Task objective:
Exclude any images and output the remaining records exactly.

:: Supplied entries

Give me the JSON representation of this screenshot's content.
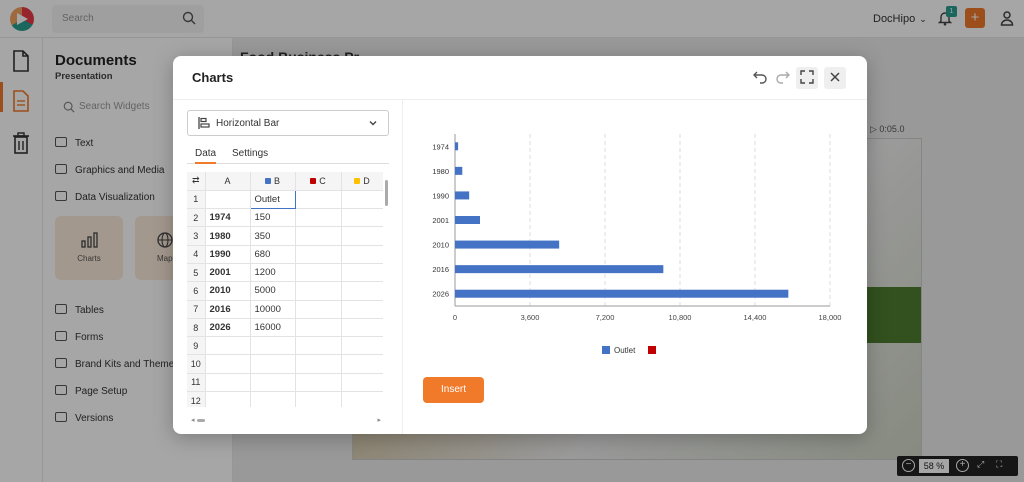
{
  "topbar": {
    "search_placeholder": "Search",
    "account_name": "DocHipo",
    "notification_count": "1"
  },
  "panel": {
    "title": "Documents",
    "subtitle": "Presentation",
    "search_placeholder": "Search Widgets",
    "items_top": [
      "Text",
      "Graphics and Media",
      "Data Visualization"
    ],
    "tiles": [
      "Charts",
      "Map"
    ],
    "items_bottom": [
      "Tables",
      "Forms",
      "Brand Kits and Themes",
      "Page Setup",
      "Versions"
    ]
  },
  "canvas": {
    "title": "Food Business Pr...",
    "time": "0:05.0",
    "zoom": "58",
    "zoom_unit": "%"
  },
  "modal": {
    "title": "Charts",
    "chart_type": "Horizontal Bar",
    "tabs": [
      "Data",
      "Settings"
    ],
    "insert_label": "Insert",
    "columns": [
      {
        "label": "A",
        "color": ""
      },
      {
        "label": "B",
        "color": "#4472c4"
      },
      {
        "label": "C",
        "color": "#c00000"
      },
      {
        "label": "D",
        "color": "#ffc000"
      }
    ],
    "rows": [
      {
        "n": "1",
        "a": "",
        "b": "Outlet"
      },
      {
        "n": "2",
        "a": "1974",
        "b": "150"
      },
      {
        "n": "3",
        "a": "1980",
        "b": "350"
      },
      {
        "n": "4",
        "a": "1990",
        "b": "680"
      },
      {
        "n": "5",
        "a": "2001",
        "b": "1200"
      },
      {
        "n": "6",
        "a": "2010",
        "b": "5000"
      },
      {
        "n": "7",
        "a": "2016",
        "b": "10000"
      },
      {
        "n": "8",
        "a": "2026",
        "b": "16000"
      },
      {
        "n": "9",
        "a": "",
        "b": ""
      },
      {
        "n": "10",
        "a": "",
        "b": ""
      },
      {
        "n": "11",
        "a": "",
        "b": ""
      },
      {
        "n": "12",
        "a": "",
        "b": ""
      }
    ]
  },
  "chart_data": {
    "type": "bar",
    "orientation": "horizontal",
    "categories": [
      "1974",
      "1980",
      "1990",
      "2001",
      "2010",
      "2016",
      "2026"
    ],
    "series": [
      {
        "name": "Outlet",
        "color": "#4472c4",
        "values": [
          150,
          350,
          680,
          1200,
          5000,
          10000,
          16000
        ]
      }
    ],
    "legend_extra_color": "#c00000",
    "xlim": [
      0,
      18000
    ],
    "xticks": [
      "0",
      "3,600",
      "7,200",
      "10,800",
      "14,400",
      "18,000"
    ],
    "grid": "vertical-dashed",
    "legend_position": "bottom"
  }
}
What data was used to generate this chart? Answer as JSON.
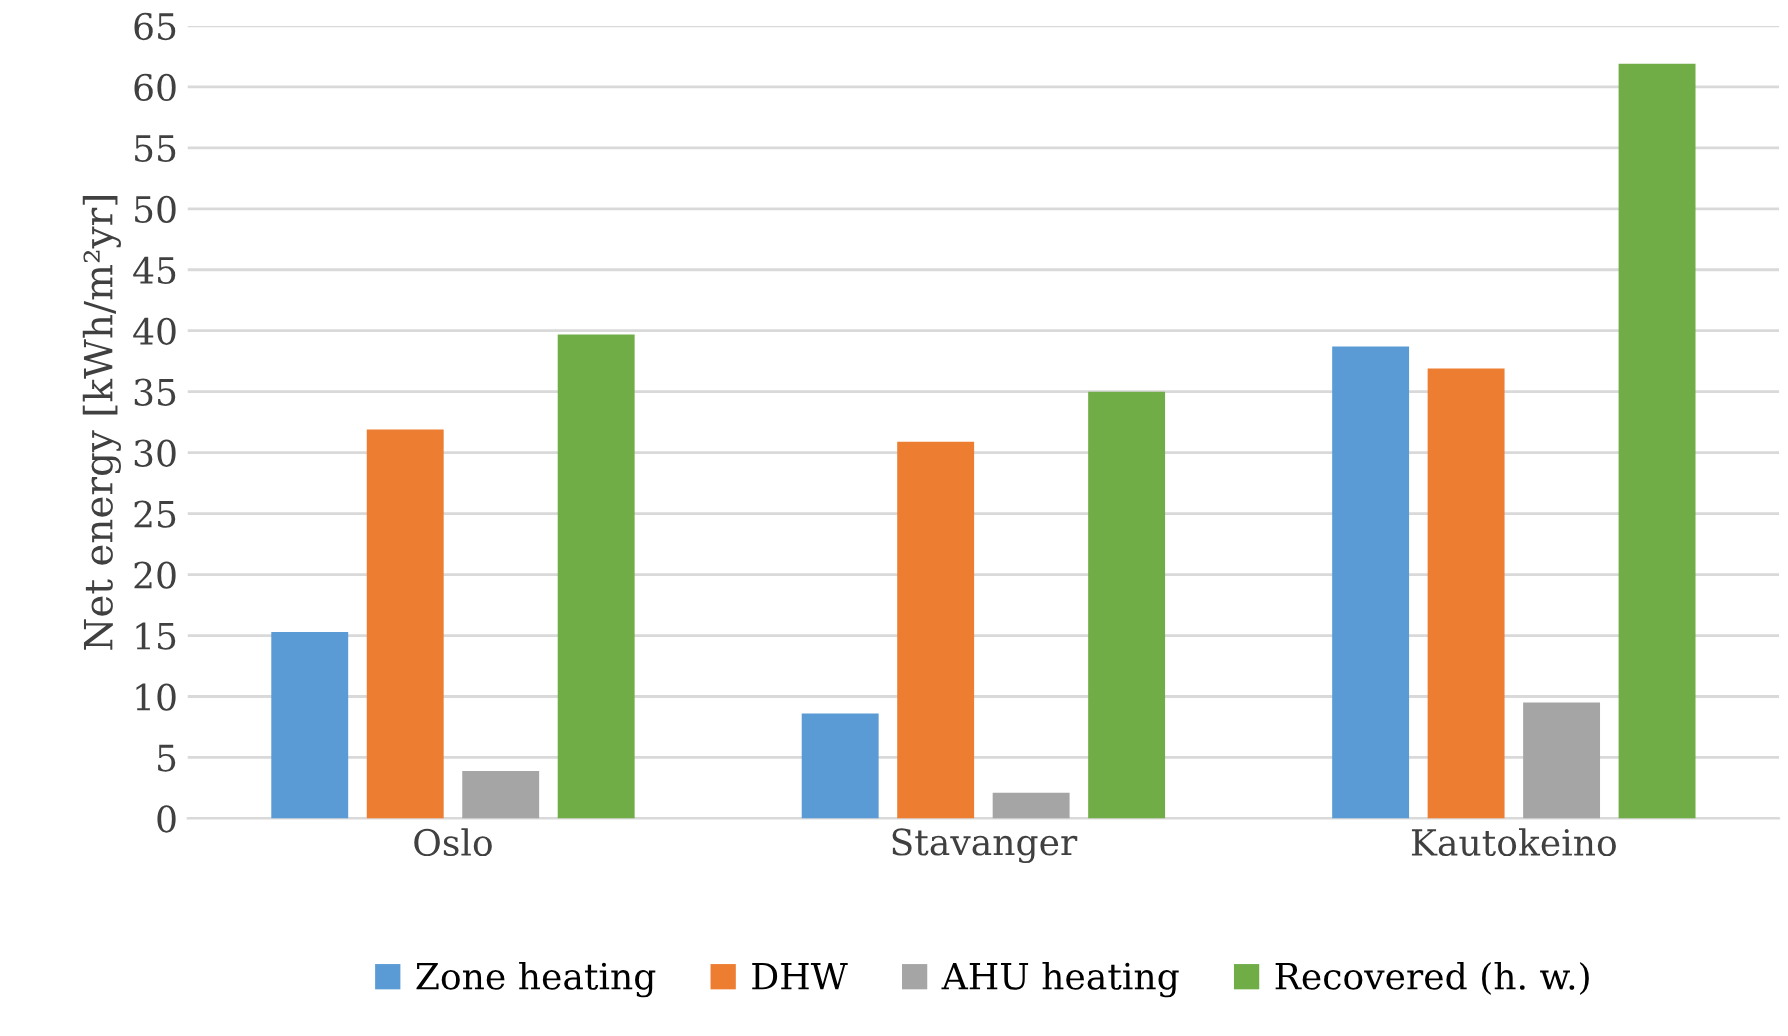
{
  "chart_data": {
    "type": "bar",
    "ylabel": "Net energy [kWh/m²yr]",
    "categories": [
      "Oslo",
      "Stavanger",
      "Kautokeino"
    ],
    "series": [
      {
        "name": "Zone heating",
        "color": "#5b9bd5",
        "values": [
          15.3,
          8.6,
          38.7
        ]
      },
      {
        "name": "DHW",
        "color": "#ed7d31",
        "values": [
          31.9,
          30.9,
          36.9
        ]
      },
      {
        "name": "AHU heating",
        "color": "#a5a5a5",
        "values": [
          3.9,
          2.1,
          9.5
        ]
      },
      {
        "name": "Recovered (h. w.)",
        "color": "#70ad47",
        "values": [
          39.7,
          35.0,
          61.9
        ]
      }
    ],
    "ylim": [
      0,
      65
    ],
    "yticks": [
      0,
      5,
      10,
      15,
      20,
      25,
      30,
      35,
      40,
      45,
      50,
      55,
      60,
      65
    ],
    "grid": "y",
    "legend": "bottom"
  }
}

::::

Reply to the task:
Give me the JSON representation of this screenshot's content.
{
  "topbar": {
    "search_placeholder": "Search",
    "account_name": "DocHipo",
    "notification_count": "1"
  },
  "panel": {
    "title": "Documents",
    "subtitle": "Presentation",
    "search_placeholder": "Search Widgets",
    "items_top": [
      "Text",
      "Graphics and Media",
      "Data Visualization"
    ],
    "tiles": [
      "Charts",
      "Map"
    ],
    "items_bottom": [
      "Tables",
      "Forms",
      "Brand Kits and Themes",
      "Page Setup",
      "Versions"
    ]
  },
  "canvas": {
    "title": "Food Business Pr...",
    "time": "0:05.0",
    "zoom": "58",
    "zoom_unit": "%"
  },
  "modal": {
    "title": "Charts",
    "chart_type": "Horizontal Bar",
    "tabs": [
      "Data",
      "Settings"
    ],
    "insert_label": "Insert",
    "columns": [
      {
        "label": "A",
        "color": ""
      },
      {
        "label": "B",
        "color": "#4472c4"
      },
      {
        "label": "C",
        "color": "#c00000"
      },
      {
        "label": "D",
        "color": "#ffc000"
      }
    ],
    "rows": [
      {
        "n": "1",
        "a": "",
        "b": "Outlet"
      },
      {
        "n": "2",
        "a": "1974",
        "b": "150"
      },
      {
        "n": "3",
        "a": "1980",
        "b": "350"
      },
      {
        "n": "4",
        "a": "1990",
        "b": "680"
      },
      {
        "n": "5",
        "a": "2001",
        "b": "1200"
      },
      {
        "n": "6",
        "a": "2010",
        "b": "5000"
      },
      {
        "n": "7",
        "a": "2016",
        "b": "10000"
      },
      {
        "n": "8",
        "a": "2026",
        "b": "16000"
      },
      {
        "n": "9",
        "a": "",
        "b": ""
      },
      {
        "n": "10",
        "a": "",
        "b": ""
      },
      {
        "n": "11",
        "a": "",
        "b": ""
      },
      {
        "n": "12",
        "a": "",
        "b": ""
      }
    ]
  },
  "chart_data": {
    "type": "bar",
    "orientation": "horizontal",
    "categories": [
      "1974",
      "1980",
      "1990",
      "2001",
      "2010",
      "2016",
      "2026"
    ],
    "series": [
      {
        "name": "Outlet",
        "color": "#4472c4",
        "values": [
          150,
          350,
          680,
          1200,
          5000,
          10000,
          16000
        ]
      }
    ],
    "legend_extra_color": "#c00000",
    "xlim": [
      0,
      18000
    ],
    "xticks": [
      "0",
      "3,600",
      "7,200",
      "10,800",
      "14,400",
      "18,000"
    ],
    "grid": "vertical-dashed",
    "legend_position": "bottom"
  }
}
What data was used to generate this chart? Answer as JSON.
{
  "chart_data": {
    "type": "bar",
    "ylabel": "Net energy [kWh/m²yr]",
    "categories": [
      "Oslo",
      "Stavanger",
      "Kautokeino"
    ],
    "series": [
      {
        "name": "Zone heating",
        "color": "#5b9bd5",
        "values": [
          15.3,
          8.6,
          38.7
        ]
      },
      {
        "name": "DHW",
        "color": "#ed7d31",
        "values": [
          31.9,
          30.9,
          36.9
        ]
      },
      {
        "name": "AHU heating",
        "color": "#a5a5a5",
        "values": [
          3.9,
          2.1,
          9.5
        ]
      },
      {
        "name": "Recovered (h. w.)",
        "color": "#70ad47",
        "values": [
          39.7,
          35.0,
          61.9
        ]
      }
    ],
    "ylim": [
      0,
      65
    ],
    "yticks": [
      0,
      5,
      10,
      15,
      20,
      25,
      30,
      35,
      40,
      45,
      50,
      55,
      60,
      65
    ],
    "grid": "y",
    "legend": "bottom"
  }
}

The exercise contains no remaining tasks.